__Your objective__.
Copy every line that holds "colors".

__Collected data entries__.
↓
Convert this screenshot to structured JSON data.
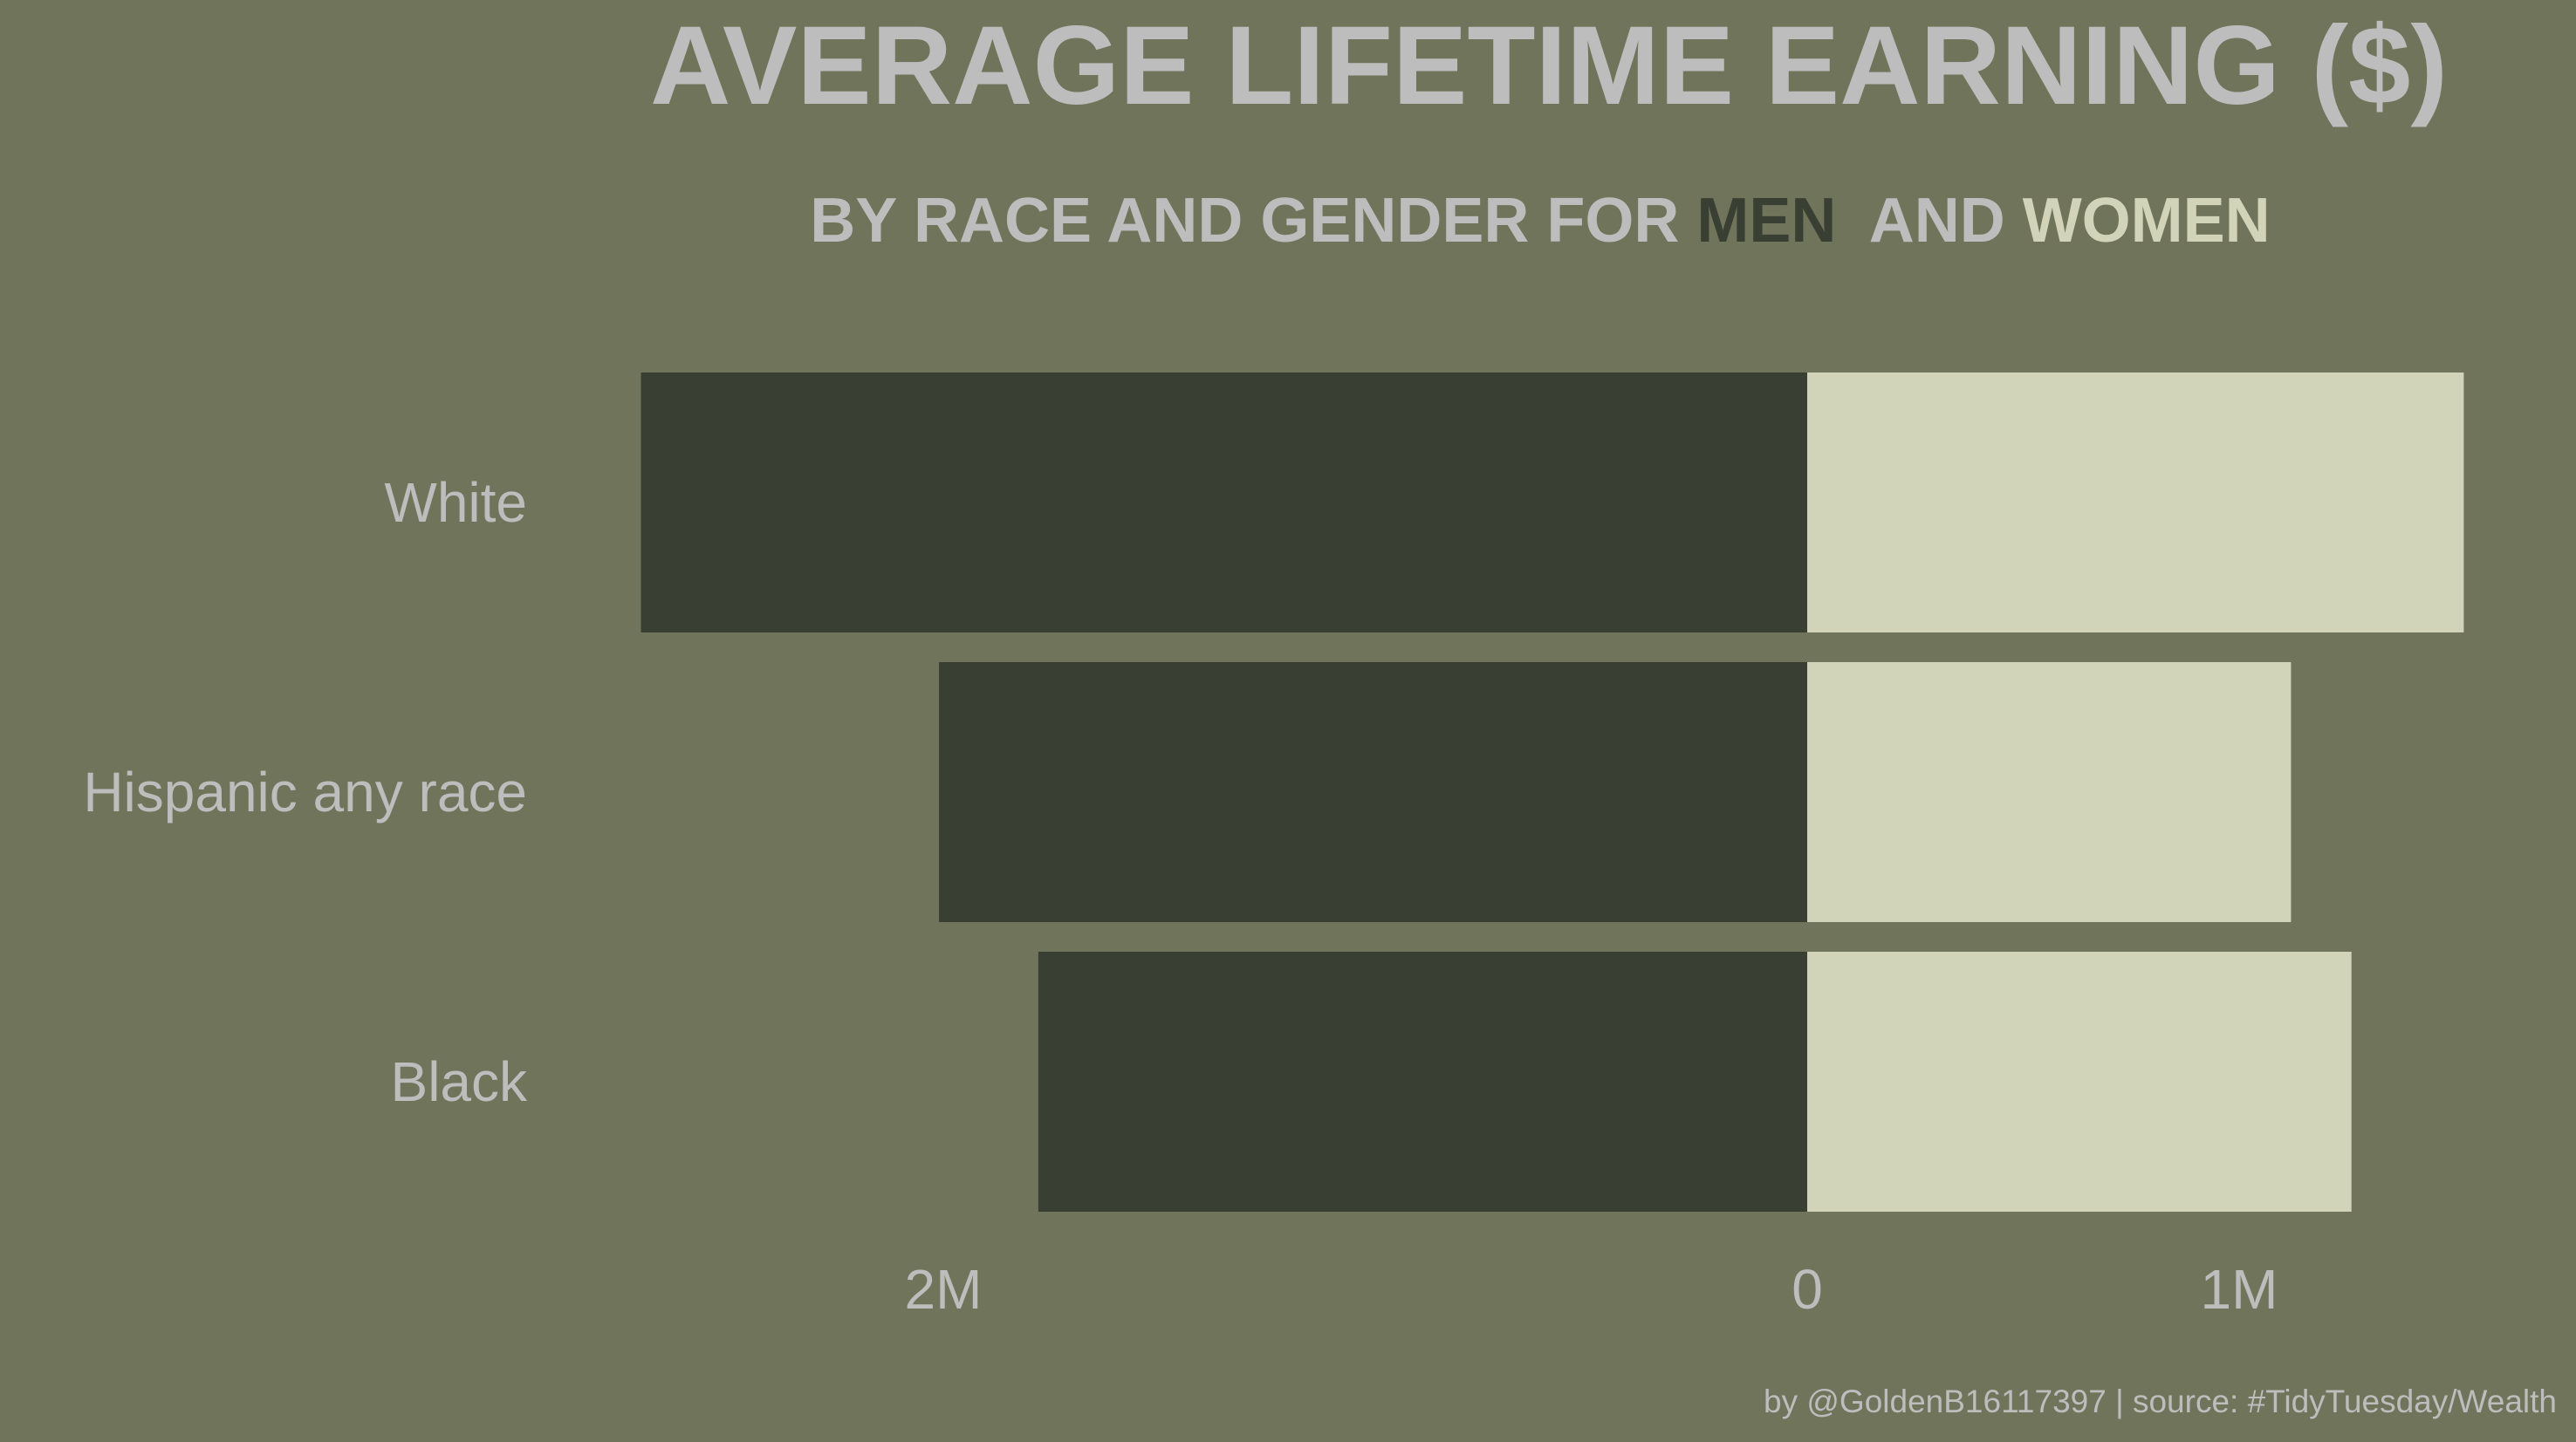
{
  "chart_data": {
    "type": "bar",
    "orientation": "horizontal-diverging",
    "title": "AVERAGE LIFETIME EARNING ($)",
    "subtitle": {
      "prefix": "BY RACE AND GENDER FOR ",
      "men_word": "MEN",
      "middle": "  AND ",
      "women_word": "WOMEN"
    },
    "categories": [
      "White",
      "Hispanic any race",
      "Black"
    ],
    "series": [
      {
        "name": "MEN",
        "color": "#3a3f34",
        "side": "left",
        "values": [
          2700000,
          2010000,
          1780000
        ]
      },
      {
        "name": "WOMEN",
        "color": "#d1d4b9",
        "side": "right",
        "values": [
          1520000,
          1120000,
          1260000
        ]
      }
    ],
    "x_ticks": [
      {
        "value": -2000000,
        "label": "2M"
      },
      {
        "value": 0,
        "label": "0"
      },
      {
        "value": 1000000,
        "label": "1M"
      }
    ],
    "xlim": [
      -2700000,
      1520000
    ],
    "grid": false,
    "legend": "none (encoded in subtitle colors)",
    "colors": {
      "background": "#6f745a",
      "text": "#bdbdbd",
      "men": "#3a3f34",
      "women": "#d1d4b9"
    }
  },
  "caption": "by @GoldenB16117397 | source: #TidyTuesday/Wealth"
}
↑
__Task solution__.
    "legend": "none (encoded in subtitle colors)",
    "colors": {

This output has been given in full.